== What the task requires ==
Rewrite the records below with every instance of "portable terminal" replaced by "handheld terminal" and nothing else changed. Omit the pictures.
Begin Material supplied
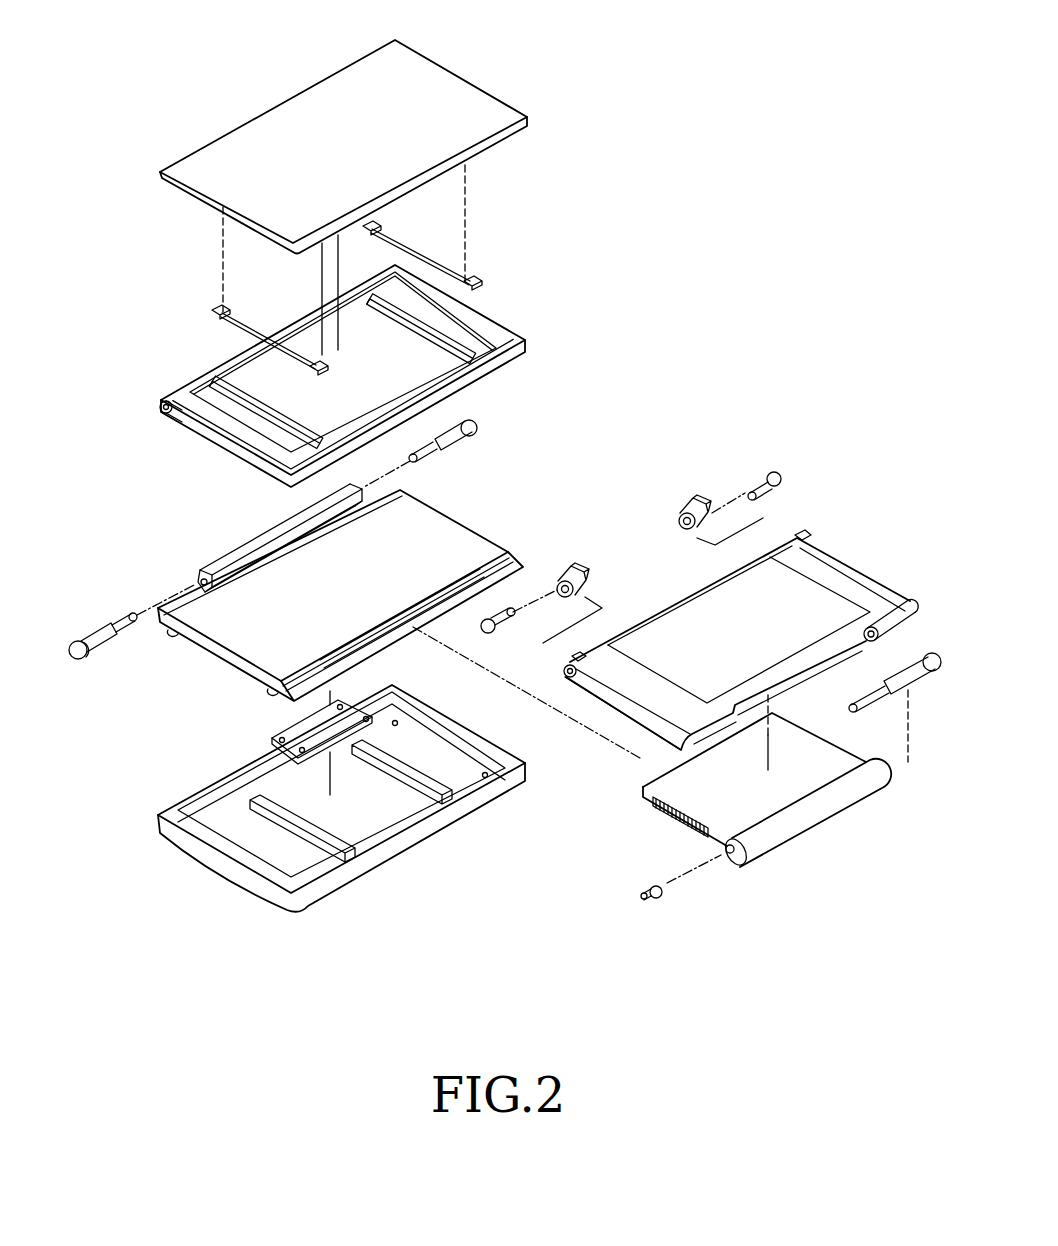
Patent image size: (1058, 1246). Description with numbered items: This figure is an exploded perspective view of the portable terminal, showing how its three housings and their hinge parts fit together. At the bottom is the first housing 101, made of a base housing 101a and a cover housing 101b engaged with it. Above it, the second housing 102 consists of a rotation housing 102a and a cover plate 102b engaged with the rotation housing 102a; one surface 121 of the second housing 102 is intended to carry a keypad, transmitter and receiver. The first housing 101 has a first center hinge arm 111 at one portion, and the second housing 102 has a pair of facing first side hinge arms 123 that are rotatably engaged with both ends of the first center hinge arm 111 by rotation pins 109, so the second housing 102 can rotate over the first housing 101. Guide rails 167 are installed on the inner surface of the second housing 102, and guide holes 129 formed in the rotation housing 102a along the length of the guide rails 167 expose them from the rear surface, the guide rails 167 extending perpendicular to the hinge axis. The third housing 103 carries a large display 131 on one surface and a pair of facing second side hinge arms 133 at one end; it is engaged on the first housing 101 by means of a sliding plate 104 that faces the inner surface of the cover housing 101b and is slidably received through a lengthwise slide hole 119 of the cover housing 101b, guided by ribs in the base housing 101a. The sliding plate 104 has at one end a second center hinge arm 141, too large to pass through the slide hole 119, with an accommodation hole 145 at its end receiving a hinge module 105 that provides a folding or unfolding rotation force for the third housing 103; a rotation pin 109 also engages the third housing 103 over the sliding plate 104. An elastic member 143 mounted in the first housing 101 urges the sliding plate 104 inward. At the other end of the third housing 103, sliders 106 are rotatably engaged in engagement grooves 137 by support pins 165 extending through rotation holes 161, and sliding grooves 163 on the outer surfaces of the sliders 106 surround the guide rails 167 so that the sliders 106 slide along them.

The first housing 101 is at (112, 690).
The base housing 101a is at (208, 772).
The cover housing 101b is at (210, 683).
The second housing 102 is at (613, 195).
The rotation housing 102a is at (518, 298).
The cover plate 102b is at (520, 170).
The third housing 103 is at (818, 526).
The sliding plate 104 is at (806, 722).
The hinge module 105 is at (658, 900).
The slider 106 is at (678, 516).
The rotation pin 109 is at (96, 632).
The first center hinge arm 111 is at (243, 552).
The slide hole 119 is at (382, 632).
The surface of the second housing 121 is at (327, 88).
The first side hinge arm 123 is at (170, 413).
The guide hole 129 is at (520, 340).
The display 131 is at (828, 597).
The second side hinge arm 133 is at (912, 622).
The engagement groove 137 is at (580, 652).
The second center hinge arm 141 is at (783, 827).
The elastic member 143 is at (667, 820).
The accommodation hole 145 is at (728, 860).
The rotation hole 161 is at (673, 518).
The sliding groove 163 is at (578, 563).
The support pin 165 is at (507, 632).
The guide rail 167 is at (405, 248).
End Material supplied
== Result below ==
Patent image size: (1058, 1246). Description with numbered items: This figure is an exploded perspective view of the handheld terminal, showing how its three housings and their hinge parts fit together. At the bottom is the first housing 101, made of a base housing 101a and a cover housing 101b engaged with it. Above it, the second housing 102 consists of a rotation housing 102a and a cover plate 102b engaged with the rotation housing 102a; one surface 121 of the second housing 102 is intended to carry a keypad, transmitter and receiver. The first housing 101 has a first center hinge arm 111 at one portion, and the second housing 102 has a pair of facing first side hinge arms 123 that are rotatably engaged with both ends of the first center hinge arm 111 by rotation pins 109, so the second housing 102 can rotate over the first housing 101. Guide rails 167 are installed on the inner surface of the second housing 102, and guide holes 129 formed in the rotation housing 102a along the length of the guide rails 167 expose them from the rear surface, the guide rails 167 extending perpendicular to the hinge axis. The third housing 103 carries a large display 131 on one surface and a pair of facing second side hinge arms 133 at one end; it is engaged on the first housing 101 by means of a sliding plate 104 that faces the inner surface of the cover housing 101b and is slidably received through a lengthwise slide hole 119 of the cover housing 101b, guided by ribs in the base housing 101a. The sliding plate 104 has at one end a second center hinge arm 141, too large to pass through the slide hole 119, with an accommodation hole 145 at its end receiving a hinge module 105 that provides a folding or unfolding rotation force for the third housing 103; a rotation pin 109 also engages the third housing 103 over the sliding plate 104. An elastic member 143 mounted in the first housing 101 urges the sliding plate 104 inward. At the other end of the third housing 103, sliders 106 are rotatably engaged in engagement grooves 137 by support pins 165 extending through rotation holes 161, and sliding grooves 163 on the outer surfaces of the sliders 106 surround the guide rails 167 so that the sliders 106 slide along them.

The first housing 101 is at (112, 690).
The base housing 101a is at (208, 772).
The cover housing 101b is at (210, 683).
The second housing 102 is at (613, 195).
The rotation housing 102a is at (518, 298).
The cover plate 102b is at (520, 170).
The third housing 103 is at (818, 526).
The sliding plate 104 is at (806, 722).
The hinge module 105 is at (658, 900).
The slider 106 is at (678, 516).
The rotation pin 109 is at (96, 632).
The first center hinge arm 111 is at (243, 552).
The slide hole 119 is at (382, 632).
The surface of the second housing 121 is at (327, 88).
The first side hinge arm 123 is at (170, 413).
The guide hole 129 is at (520, 340).
The display 131 is at (828, 597).
The second side hinge arm 133 is at (912, 622).
The engagement groove 137 is at (580, 652).
The second center hinge arm 141 is at (783, 827).
The elastic member 143 is at (667, 820).
The accommodation hole 145 is at (728, 860).
The rotation hole 161 is at (673, 518).
The sliding groove 163 is at (578, 563).
The support pin 165 is at (507, 632).
The guide rail 167 is at (405, 248).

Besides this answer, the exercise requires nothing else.